*Texte à lire*.
....................
Des multinationales au service des sanctions politiques des Etats

Des multinationales au service des sanctions politiques des Etats
Les entreprises Visa International et Mastercard se sont distinguées les premières en 2010 en bloquant les paiements de l'organisation Wikileaks. Les raisons invoquées ? Une forme de "patriotisme d'entreprises privées". Patriotisme qui voulait, que si le gouvernement américain était furieux de voir ses secrets les plus inavouables exposés mondialement par la petite organisation de Julian Assange, les dites entreprises allaient aider leur gouvernement à "la faire taire". Aujourd'hui, c'est Apple qui fait du zèle auprès de l'administration Obama dans le cadre des sanctions envers la république d'Iran. Depuis plusieurs jours, des clients de nationalité iranienne ou d'origine iranienne se sont vus refuser la vente de matériels dans plusieurs boutiques Apple aux Etats-Unis.
L'origine supposée des clients comme critère de refus de vente
L'embargo du gouvernement américain envers l'Iran s'amplifie avec le refus de Téhéran d'abandonner son programme nucléaire. Il touche de nombreux produits, dont le pétrole, et est avant tout une décision multilatérale, de pays membres de l'ONU : la plupart du temps il concerne des matières premières précises ou des services bancaires.
Avec l'affaire des refus de vente d'Apple dénoncée par le New York Times, comme pour Visa avec Wikileaks, c'est une toute autre démarche qui est à l'oeuvre que celle des sanctions "classiques" d'Etats à Etats. Ici, c'est une entreprise privée, Apple,qui décide de punir certains de ses clients vis-à-vis de leur origine (iranienne) supposée afin de devancer la volonté du gouvernement américain. C'est ainsi qu'une jeune femme de 19 ans, désireuse d'acheter un Ipad s'est vue demander par le vendeur de la firme à la pomme si il l'avait bien entendu parler en persan. La réponse positive de l'acheteuse( potentielle) de la tablette numérique a inspiré cette réponse au vendeur de l'Apple Store : "désolé, nous ne vendons pas aux personnes originaires de l'Iran, nos pays n'ont pas de bonnes relations".
Cette discrimination à la vente pourrait être l'acte isolé d'un vendeur zélé et patriote, mais d'autres cas ont été recensés dans d'autres boutique Apple : la multinationale de l'informatique semble bien avoir donné des instructions à ses vendeurs afin d'empêcher les ventes auprès de citoyens d'origine iranienne, citoyens américains qui dénoncent cette pratique, en réalité illégale. (voir reportage en encadré).
....................
*Données fournies*.
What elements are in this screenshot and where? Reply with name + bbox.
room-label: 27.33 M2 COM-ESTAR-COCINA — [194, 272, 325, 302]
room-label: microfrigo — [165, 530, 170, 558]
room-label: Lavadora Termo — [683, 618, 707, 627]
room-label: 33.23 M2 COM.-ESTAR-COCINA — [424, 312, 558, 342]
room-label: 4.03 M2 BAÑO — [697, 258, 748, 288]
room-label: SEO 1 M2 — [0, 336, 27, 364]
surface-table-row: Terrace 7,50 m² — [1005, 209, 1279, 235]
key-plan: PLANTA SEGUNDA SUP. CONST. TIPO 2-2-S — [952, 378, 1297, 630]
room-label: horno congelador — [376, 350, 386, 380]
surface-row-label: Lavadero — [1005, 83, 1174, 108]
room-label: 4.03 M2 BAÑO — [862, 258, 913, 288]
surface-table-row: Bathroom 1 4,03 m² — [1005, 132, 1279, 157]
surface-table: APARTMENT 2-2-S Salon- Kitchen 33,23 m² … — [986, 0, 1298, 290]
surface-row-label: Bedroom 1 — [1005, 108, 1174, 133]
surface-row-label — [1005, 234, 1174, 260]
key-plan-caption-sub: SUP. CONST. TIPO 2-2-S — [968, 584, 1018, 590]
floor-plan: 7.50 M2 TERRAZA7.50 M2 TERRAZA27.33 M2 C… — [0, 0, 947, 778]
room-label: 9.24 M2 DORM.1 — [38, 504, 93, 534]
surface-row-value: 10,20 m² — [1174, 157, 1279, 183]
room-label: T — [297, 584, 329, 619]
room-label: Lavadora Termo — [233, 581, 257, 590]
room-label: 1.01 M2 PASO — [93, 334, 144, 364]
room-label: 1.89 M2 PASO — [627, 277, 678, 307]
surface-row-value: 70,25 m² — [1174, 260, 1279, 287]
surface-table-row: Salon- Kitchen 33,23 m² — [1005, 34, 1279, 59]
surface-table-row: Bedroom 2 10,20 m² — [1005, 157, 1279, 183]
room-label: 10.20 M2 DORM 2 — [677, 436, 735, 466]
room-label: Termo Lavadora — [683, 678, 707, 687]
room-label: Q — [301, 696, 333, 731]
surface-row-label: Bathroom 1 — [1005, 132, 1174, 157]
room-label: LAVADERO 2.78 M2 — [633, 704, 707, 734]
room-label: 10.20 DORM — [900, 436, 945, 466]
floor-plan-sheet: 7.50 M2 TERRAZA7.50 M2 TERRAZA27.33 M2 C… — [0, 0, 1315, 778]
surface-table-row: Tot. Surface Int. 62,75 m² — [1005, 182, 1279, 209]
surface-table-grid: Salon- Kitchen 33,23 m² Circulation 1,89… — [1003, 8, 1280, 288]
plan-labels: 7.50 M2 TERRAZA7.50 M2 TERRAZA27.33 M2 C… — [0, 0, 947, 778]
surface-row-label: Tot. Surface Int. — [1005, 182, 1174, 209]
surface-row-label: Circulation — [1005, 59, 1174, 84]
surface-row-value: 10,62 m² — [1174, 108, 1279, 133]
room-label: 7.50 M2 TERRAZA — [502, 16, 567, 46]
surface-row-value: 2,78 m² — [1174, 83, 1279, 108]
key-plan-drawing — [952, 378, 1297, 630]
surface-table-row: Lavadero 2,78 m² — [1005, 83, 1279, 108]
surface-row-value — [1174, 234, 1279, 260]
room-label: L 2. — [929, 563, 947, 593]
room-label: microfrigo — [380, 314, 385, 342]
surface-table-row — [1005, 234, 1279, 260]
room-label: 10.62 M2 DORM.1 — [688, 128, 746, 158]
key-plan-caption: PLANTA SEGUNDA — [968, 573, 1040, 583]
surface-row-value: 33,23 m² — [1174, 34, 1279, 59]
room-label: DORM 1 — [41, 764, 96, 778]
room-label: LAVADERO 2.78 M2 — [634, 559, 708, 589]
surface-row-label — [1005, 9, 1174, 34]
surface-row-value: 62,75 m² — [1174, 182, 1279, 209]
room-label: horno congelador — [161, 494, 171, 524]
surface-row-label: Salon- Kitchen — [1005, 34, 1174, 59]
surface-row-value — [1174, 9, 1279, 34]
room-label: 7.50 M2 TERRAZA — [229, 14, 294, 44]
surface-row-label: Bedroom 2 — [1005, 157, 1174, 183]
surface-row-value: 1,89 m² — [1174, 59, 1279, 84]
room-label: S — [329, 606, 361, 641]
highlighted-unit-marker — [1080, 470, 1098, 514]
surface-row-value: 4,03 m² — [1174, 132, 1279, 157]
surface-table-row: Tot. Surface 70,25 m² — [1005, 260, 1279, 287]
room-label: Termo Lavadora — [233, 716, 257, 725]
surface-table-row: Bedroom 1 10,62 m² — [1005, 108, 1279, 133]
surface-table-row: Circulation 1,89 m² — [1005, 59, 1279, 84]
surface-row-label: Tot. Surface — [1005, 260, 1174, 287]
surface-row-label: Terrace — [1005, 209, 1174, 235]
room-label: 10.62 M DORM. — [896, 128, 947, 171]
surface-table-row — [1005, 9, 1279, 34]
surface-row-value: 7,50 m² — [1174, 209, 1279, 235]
....................
*Consignes*.
- 1) Dressez la liste des entreprises qui, selon le texte à lire, ont agi pour servir des sanctions ou la volonté du gouvernement américain.
- 2) D'après le texte à lire, pour quelle raison Visa International et Mastercard ont-elles bloqué en 2010 les paiements de Wikileaks ? Répondez en une à trois phrases.
- 3) Extrayez du texte à lire le passage qui va de « L'origine supposée des » jusqu'à « des services bancaires. » inclus.

*Réponses*.
- 1) Visa International, Mastercard, Apple

- 2) Elles ont invoqué une forme de « patriotisme d'entreprises privées ». Le gouvernement américain était furieux de voir ses secrets les plus inavouables exposés mondialement par Wikileaks, et ces entreprises voulaient l'aider à « la faire taire ».

- 3)
L'origine supposée des clients comme critère de refus de vente
L'embargo du gouvernement américain envers l'Iran s'amplifie avec le refus de Téhéran d'abandonner son programme nucléaire. Il touche de nombreux produits, dont le pétrole, et est avant tout une décision multilatérale, de pays membres de l'ONU : la plupart du temps il concerne des matières premières précises ou des services bancaires.